═════ MATERIALS PROVIDED ═════

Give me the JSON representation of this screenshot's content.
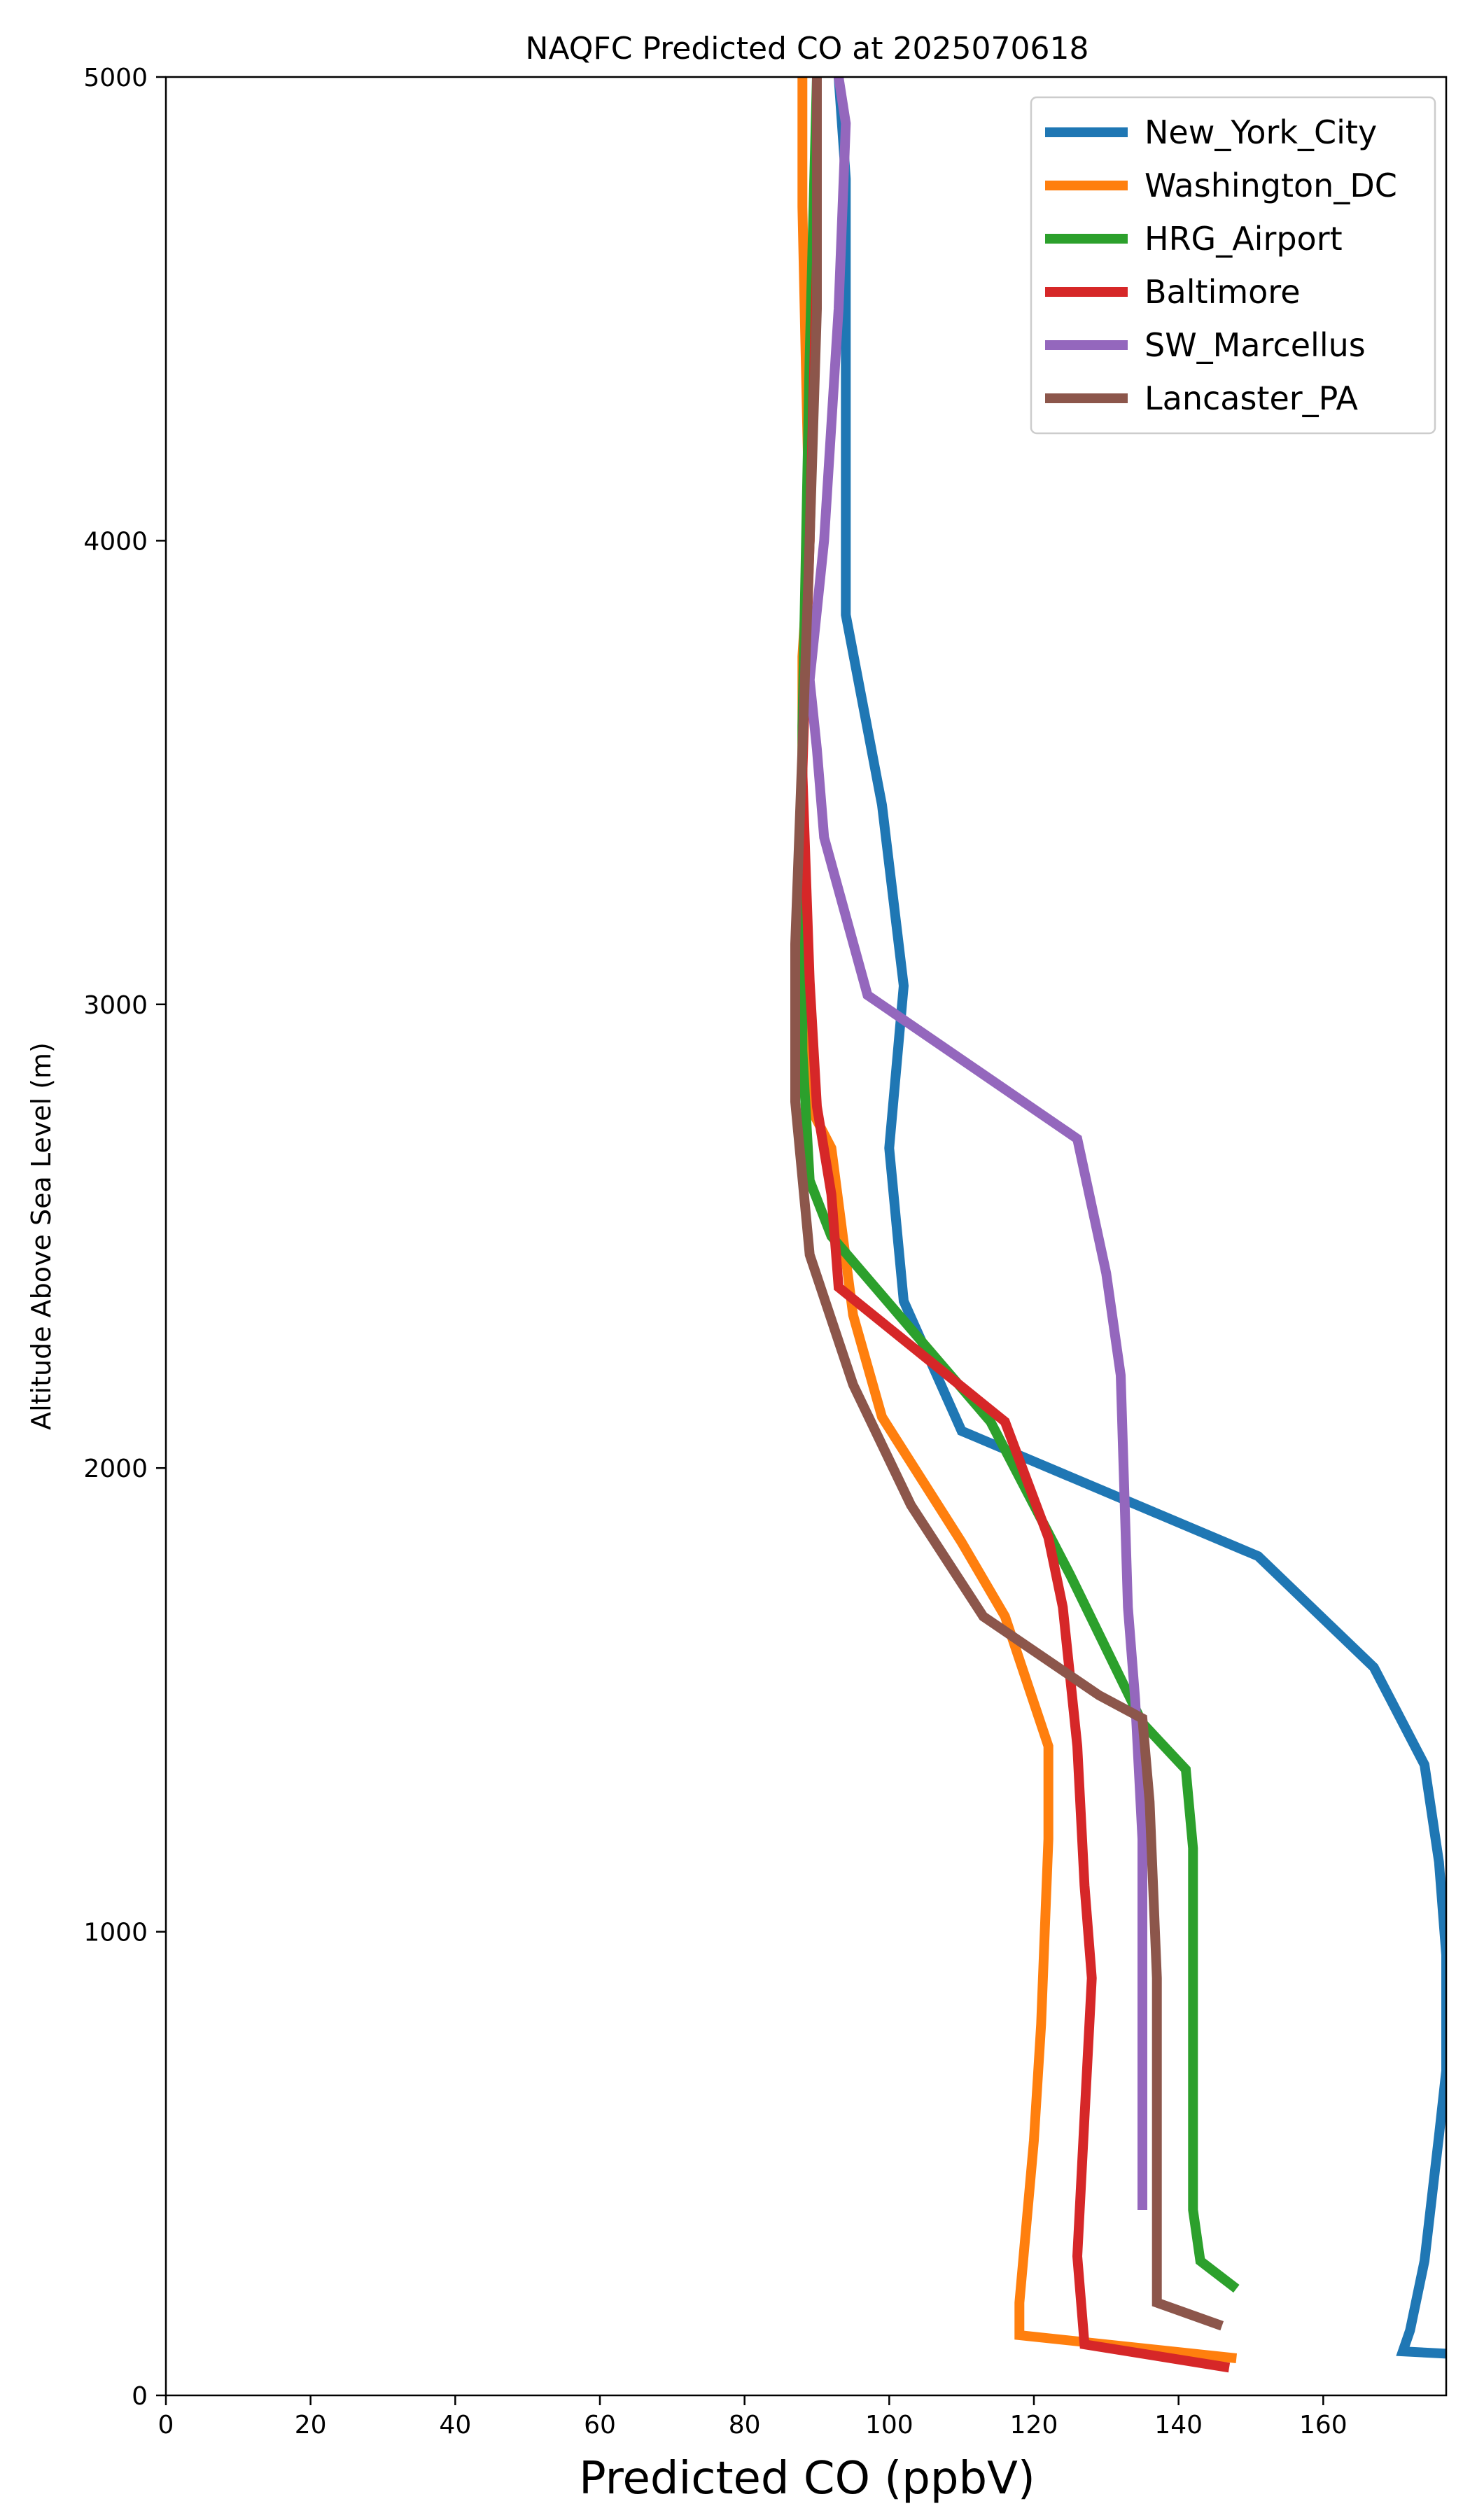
{
  "chart_data": {
    "type": "line",
    "title": "NAQFC Predicted CO at 2025070618",
    "xlabel": "Predicted CO (ppbV)",
    "ylabel": "Altitude Above Sea Level (m)",
    "xlim": [
      0,
      177
    ],
    "ylim": [
      0,
      5000
    ],
    "xticks": [
      "0",
      "20",
      "40",
      "60",
      "80",
      "100",
      "120",
      "140",
      "160"
    ],
    "yticks": [
      "0",
      "1000",
      "2000",
      "3000",
      "4000",
      "5000"
    ],
    "grid": false,
    "legend_position": "top-right",
    "series": [
      {
        "name": "New_York_City",
        "color": "#1f77b4",
        "points": [
          [
            177,
            90
          ],
          [
            171,
            95
          ],
          [
            172,
            140
          ],
          [
            174,
            290
          ],
          [
            176,
            560
          ],
          [
            177,
            700
          ],
          [
            177,
            950
          ],
          [
            176,
            1150
          ],
          [
            174,
            1360
          ],
          [
            167,
            1570
          ],
          [
            151,
            1810
          ],
          [
            110,
            2080
          ],
          [
            102,
            2360
          ],
          [
            100,
            2690
          ],
          [
            102,
            3040
          ],
          [
            99,
            3430
          ],
          [
            94,
            3840
          ],
          [
            94,
            4780
          ],
          [
            93,
            5000
          ]
        ]
      },
      {
        "name": "Washington_DC",
        "color": "#ff7f0e",
        "points": [
          [
            148,
            80
          ],
          [
            118,
            130
          ],
          [
            118,
            200
          ],
          [
            120,
            550
          ],
          [
            121,
            800
          ],
          [
            122,
            1200
          ],
          [
            122,
            1400
          ],
          [
            116,
            1680
          ],
          [
            110,
            1840
          ],
          [
            99,
            2110
          ],
          [
            95,
            2330
          ],
          [
            92,
            2690
          ],
          [
            89,
            2780
          ],
          [
            88,
            3200
          ],
          [
            88,
            3750
          ],
          [
            89,
            4000
          ],
          [
            88,
            4720
          ],
          [
            88,
            5000
          ]
        ]
      },
      {
        "name": "HRG_Airport",
        "color": "#2ca02c",
        "points": [
          [
            148,
            230
          ],
          [
            143,
            290
          ],
          [
            142,
            400
          ],
          [
            142,
            900
          ],
          [
            142,
            1180
          ],
          [
            141,
            1350
          ],
          [
            135,
            1450
          ],
          [
            125,
            1770
          ],
          [
            114,
            2100
          ],
          [
            92,
            2500
          ],
          [
            89,
            2620
          ],
          [
            88,
            2900
          ],
          [
            88,
            3600
          ],
          [
            89,
            4400
          ],
          [
            90,
            5000
          ]
        ]
      },
      {
        "name": "Baltimore",
        "color": "#d62728",
        "points": [
          [
            147,
            60
          ],
          [
            127,
            110
          ],
          [
            126,
            300
          ],
          [
            127,
            600
          ],
          [
            128,
            900
          ],
          [
            127,
            1100
          ],
          [
            126,
            1400
          ],
          [
            125,
            1550
          ],
          [
            124,
            1700
          ],
          [
            122,
            1850
          ],
          [
            116,
            2100
          ],
          [
            93,
            2390
          ],
          [
            92,
            2590
          ],
          [
            90,
            2780
          ],
          [
            89,
            3050
          ],
          [
            88,
            3500
          ],
          [
            89,
            4000
          ],
          [
            90,
            4600
          ],
          [
            90,
            5000
          ]
        ]
      },
      {
        "name": "SW_Marcellus",
        "color": "#9467bd",
        "points": [
          [
            135,
            400
          ],
          [
            135,
            800
          ],
          [
            135,
            1200
          ],
          [
            134,
            1500
          ],
          [
            133,
            1700
          ],
          [
            132,
            2200
          ],
          [
            130,
            2420
          ],
          [
            126,
            2710
          ],
          [
            97,
            3020
          ],
          [
            91,
            3360
          ],
          [
            90,
            3550
          ],
          [
            89,
            3700
          ],
          [
            91,
            4000
          ],
          [
            93,
            4500
          ],
          [
            94,
            4900
          ],
          [
            93,
            5000
          ]
        ]
      },
      {
        "name": "Lancaster_PA",
        "color": "#8c564b",
        "points": [
          [
            146,
            150
          ],
          [
            137,
            200
          ],
          [
            137,
            450
          ],
          [
            137,
            900
          ],
          [
            136,
            1280
          ],
          [
            135,
            1460
          ],
          [
            129,
            1510
          ],
          [
            113,
            1680
          ],
          [
            103,
            1920
          ],
          [
            95,
            2180
          ],
          [
            89,
            2460
          ],
          [
            87,
            2790
          ],
          [
            87,
            3130
          ],
          [
            88,
            3550
          ],
          [
            89,
            4000
          ],
          [
            90,
            4500
          ],
          [
            90,
            5000
          ]
        ]
      }
    ]
  }
}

═════

▶ **TO BE DONE**
Pictures in the records above are not copied; print everything else exactly.

▶ **COMPLETE RESPONSE**
Give me the JSON representation of this screenshot's content.
{
  "chart_data": {
    "type": "line",
    "title": "NAQFC Predicted CO at 2025070618",
    "xlabel": "Predicted CO (ppbV)",
    "ylabel": "Altitude Above Sea Level (m)",
    "xlim": [
      0,
      177
    ],
    "ylim": [
      0,
      5000
    ],
    "xticks": [
      "0",
      "20",
      "40",
      "60",
      "80",
      "100",
      "120",
      "140",
      "160"
    ],
    "yticks": [
      "0",
      "1000",
      "2000",
      "3000",
      "4000",
      "5000"
    ],
    "grid": false,
    "legend_position": "top-right",
    "series": [
      {
        "name": "New_York_City",
        "color": "#1f77b4",
        "points": [
          [
            177,
            90
          ],
          [
            171,
            95
          ],
          [
            172,
            140
          ],
          [
            174,
            290
          ],
          [
            176,
            560
          ],
          [
            177,
            700
          ],
          [
            177,
            950
          ],
          [
            176,
            1150
          ],
          [
            174,
            1360
          ],
          [
            167,
            1570
          ],
          [
            151,
            1810
          ],
          [
            110,
            2080
          ],
          [
            102,
            2360
          ],
          [
            100,
            2690
          ],
          [
            102,
            3040
          ],
          [
            99,
            3430
          ],
          [
            94,
            3840
          ],
          [
            94,
            4780
          ],
          [
            93,
            5000
          ]
        ]
      },
      {
        "name": "Washington_DC",
        "color": "#ff7f0e",
        "points": [
          [
            148,
            80
          ],
          [
            118,
            130
          ],
          [
            118,
            200
          ],
          [
            120,
            550
          ],
          [
            121,
            800
          ],
          [
            122,
            1200
          ],
          [
            122,
            1400
          ],
          [
            116,
            1680
          ],
          [
            110,
            1840
          ],
          [
            99,
            2110
          ],
          [
            95,
            2330
          ],
          [
            92,
            2690
          ],
          [
            89,
            2780
          ],
          [
            88,
            3200
          ],
          [
            88,
            3750
          ],
          [
            89,
            4000
          ],
          [
            88,
            4720
          ],
          [
            88,
            5000
          ]
        ]
      },
      {
        "name": "HRG_Airport",
        "color": "#2ca02c",
        "points": [
          [
            148,
            230
          ],
          [
            143,
            290
          ],
          [
            142,
            400
          ],
          [
            142,
            900
          ],
          [
            142,
            1180
          ],
          [
            141,
            1350
          ],
          [
            135,
            1450
          ],
          [
            125,
            1770
          ],
          [
            114,
            2100
          ],
          [
            92,
            2500
          ],
          [
            89,
            2620
          ],
          [
            88,
            2900
          ],
          [
            88,
            3600
          ],
          [
            89,
            4400
          ],
          [
            90,
            5000
          ]
        ]
      },
      {
        "name": "Baltimore",
        "color": "#d62728",
        "points": [
          [
            147,
            60
          ],
          [
            127,
            110
          ],
          [
            126,
            300
          ],
          [
            127,
            600
          ],
          [
            128,
            900
          ],
          [
            127,
            1100
          ],
          [
            126,
            1400
          ],
          [
            125,
            1550
          ],
          [
            124,
            1700
          ],
          [
            122,
            1850
          ],
          [
            116,
            2100
          ],
          [
            93,
            2390
          ],
          [
            92,
            2590
          ],
          [
            90,
            2780
          ],
          [
            89,
            3050
          ],
          [
            88,
            3500
          ],
          [
            89,
            4000
          ],
          [
            90,
            4600
          ],
          [
            90,
            5000
          ]
        ]
      },
      {
        "name": "SW_Marcellus",
        "color": "#9467bd",
        "points": [
          [
            135,
            400
          ],
          [
            135,
            800
          ],
          [
            135,
            1200
          ],
          [
            134,
            1500
          ],
          [
            133,
            1700
          ],
          [
            132,
            2200
          ],
          [
            130,
            2420
          ],
          [
            126,
            2710
          ],
          [
            97,
            3020
          ],
          [
            91,
            3360
          ],
          [
            90,
            3550
          ],
          [
            89,
            3700
          ],
          [
            91,
            4000
          ],
          [
            93,
            4500
          ],
          [
            94,
            4900
          ],
          [
            93,
            5000
          ]
        ]
      },
      {
        "name": "Lancaster_PA",
        "color": "#8c564b",
        "points": [
          [
            146,
            150
          ],
          [
            137,
            200
          ],
          [
            137,
            450
          ],
          [
            137,
            900
          ],
          [
            136,
            1280
          ],
          [
            135,
            1460
          ],
          [
            129,
            1510
          ],
          [
            113,
            1680
          ],
          [
            103,
            1920
          ],
          [
            95,
            2180
          ],
          [
            89,
            2460
          ],
          [
            87,
            2790
          ],
          [
            87,
            3130
          ],
          [
            88,
            3550
          ],
          [
            89,
            4000
          ],
          [
            90,
            4500
          ],
          [
            90,
            5000
          ]
        ]
      }
    ]
  }
}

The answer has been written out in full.